**Seite**
━━━━━━━━━━━━━━━━

Die Polizeibehörde spricht davon, dass sich die Lage rund um das Gewerbegebiet Schalker Verein als auch rund um Stölting Harbor spürbar verbessert habe. „Gespräche, die die Beamten mit ortsansässigen Firmen geführt haben“, hätten dies bestätigt. Polizeioberrat Andreas Kluth, Leiter der Direktion Verkehr: „Wir wussten, dass wir einen langen Atem brauchen. Wir kündigen Kontrollen nicht an und sind unerwartet da. Wir dulden keine Angeberei und kein Machogehabe auf Gelsenkirchens Straßen und Parkplätzen.“

Klagen aus der Bürgerschaft: Anrufe laufen ins Leere, Unmut wird laut aus den Präventionsräten

Die Darstellung der Polizei widerspricht dem Eindruck aus der Bürgerschaft, die sich bei den Treffen der örtlichen Präventionsräte neben anderen Missständen immer wieder auch über Müll und nächtliche Ruhestörungen durch die Raser- und Poserszene beschweren. Außerdem hat nicht jeder Betrieb in den betroffenen Gebieten bis spät in der Nacht oder rund um die Uhr geöffnet.

━━━━━━━━━━━━━━━━

**Aufgabenstellung**
A – Beantworte zum Text über die Raser- und Poserszene die folgenden Fragen:
(i) Welchen Dienstgrad und welche Funktion hat Andreas Kluth?
(ii) Rund um welche zwei Gebiete hat sich die Lage laut der Polizeibehörde spürbar verbessert?
(iii) Worüber beschweren sich Bürger bei den Treffen der örtlichen Präventionsräte neben anderen Missständen immer wieder?
B – Gib in den Datensätzen die Zeilen vom Anfang bis einschließlich der Zeile mit „highlight-annotation-lan [212,48,378,130]“ wortgetreu wieder.

**Bereitgestellte Daten**

━━━━━━━━━━━━━━━━

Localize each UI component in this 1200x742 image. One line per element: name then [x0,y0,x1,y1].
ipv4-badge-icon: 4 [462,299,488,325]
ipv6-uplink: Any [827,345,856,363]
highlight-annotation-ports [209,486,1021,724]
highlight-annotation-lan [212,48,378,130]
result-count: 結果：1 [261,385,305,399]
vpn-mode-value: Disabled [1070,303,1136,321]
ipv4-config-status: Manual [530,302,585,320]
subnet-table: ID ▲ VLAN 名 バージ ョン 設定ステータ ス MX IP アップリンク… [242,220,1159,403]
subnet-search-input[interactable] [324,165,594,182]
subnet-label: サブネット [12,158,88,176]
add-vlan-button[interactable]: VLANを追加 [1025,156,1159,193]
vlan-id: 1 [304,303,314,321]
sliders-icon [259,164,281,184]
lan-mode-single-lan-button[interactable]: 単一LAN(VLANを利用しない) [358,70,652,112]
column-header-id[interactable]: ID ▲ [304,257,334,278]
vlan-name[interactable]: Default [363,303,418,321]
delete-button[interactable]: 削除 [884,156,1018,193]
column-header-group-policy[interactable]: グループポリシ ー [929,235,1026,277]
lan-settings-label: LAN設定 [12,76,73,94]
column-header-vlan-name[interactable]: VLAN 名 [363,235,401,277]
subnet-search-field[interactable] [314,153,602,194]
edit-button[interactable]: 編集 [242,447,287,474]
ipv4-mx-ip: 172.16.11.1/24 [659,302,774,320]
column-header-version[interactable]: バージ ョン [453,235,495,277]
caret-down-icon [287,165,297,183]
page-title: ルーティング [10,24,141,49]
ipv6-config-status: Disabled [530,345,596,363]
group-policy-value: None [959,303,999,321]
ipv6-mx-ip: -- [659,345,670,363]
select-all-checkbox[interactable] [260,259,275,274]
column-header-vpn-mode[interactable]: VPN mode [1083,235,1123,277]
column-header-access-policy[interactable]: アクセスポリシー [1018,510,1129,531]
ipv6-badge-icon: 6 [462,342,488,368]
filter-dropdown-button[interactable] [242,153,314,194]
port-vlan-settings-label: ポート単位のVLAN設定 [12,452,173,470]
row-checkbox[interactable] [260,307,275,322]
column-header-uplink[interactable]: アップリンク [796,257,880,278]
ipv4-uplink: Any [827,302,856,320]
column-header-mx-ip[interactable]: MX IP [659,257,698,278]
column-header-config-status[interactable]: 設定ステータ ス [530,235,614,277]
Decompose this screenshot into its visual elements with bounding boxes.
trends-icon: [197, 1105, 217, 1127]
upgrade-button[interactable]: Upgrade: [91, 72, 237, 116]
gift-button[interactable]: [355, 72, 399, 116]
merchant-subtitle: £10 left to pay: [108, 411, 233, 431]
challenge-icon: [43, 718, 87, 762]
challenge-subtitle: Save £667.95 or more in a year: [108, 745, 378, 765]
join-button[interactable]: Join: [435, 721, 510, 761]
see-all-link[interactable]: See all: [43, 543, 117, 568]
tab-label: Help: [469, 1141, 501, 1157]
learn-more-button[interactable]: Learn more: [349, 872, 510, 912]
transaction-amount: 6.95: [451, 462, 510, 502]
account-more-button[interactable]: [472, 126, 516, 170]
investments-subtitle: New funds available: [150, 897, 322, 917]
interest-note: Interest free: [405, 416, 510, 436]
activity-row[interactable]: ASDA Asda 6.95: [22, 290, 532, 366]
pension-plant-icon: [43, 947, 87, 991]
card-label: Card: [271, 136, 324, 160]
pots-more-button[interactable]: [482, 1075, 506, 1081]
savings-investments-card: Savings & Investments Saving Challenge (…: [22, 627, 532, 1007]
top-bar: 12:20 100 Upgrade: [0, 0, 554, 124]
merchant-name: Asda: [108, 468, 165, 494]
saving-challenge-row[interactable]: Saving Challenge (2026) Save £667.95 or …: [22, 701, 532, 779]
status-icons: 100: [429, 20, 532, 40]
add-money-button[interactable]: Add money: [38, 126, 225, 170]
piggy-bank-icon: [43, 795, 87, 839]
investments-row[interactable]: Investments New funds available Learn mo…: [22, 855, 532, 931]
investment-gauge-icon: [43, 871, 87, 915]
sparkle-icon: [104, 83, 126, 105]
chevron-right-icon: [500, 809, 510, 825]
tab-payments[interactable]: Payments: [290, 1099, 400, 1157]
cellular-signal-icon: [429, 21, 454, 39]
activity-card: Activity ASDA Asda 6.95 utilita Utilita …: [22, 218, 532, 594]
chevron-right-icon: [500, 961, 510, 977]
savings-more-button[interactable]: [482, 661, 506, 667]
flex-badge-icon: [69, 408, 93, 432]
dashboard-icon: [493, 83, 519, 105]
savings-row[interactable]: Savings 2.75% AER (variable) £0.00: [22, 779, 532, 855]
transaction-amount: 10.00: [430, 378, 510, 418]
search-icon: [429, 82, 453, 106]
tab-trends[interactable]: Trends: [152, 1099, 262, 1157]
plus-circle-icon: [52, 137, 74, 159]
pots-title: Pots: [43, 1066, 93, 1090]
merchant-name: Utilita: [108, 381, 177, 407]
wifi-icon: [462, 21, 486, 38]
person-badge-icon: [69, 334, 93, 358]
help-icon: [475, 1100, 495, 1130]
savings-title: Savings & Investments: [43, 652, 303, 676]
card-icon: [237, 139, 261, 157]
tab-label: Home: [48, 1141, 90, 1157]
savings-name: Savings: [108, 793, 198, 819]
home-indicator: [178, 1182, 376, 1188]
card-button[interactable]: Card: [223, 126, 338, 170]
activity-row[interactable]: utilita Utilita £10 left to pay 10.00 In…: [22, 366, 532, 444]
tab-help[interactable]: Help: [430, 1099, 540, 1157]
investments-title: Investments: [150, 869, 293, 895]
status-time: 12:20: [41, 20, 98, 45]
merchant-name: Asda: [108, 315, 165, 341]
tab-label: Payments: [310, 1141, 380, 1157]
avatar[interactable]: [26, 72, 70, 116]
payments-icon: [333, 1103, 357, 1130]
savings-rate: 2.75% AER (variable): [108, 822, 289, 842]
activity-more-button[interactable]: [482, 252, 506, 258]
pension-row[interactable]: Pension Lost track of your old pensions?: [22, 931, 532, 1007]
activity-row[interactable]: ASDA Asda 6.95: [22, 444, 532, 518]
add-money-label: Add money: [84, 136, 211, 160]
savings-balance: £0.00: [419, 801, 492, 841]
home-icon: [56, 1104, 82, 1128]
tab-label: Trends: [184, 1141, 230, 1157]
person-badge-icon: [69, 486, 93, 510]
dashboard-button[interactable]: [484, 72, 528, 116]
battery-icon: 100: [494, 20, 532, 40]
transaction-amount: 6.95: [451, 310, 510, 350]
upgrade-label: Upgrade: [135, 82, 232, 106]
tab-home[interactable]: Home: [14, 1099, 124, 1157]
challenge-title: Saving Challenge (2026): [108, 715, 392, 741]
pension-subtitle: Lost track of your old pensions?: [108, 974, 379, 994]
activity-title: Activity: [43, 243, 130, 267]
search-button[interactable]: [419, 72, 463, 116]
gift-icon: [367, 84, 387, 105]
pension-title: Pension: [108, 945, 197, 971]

━━━━━━━━━━━━━━━━

**Ergebnisse je Aufgabe**
A –
(i) Er ist Polizeioberrat und Leiter der Direktion Verkehr.
(ii) Es sind das Gewerbegebiet Schalker Verein und Stölting Harbor.
(iii) Sie beschweren sich über Müll und nächtliche Ruhestörungen durch die Raser- und Poserszene.

B –
Localize each UI component in this 1200x742 image. One line per element: name then [x0,y0,x1,y1].
ipv4-badge-icon: 4 [462,299,488,325]
ipv6-uplink: Any [827,345,856,363]
highlight-annotation-ports [209,486,1021,724]
highlight-annotation-lan [212,48,378,130]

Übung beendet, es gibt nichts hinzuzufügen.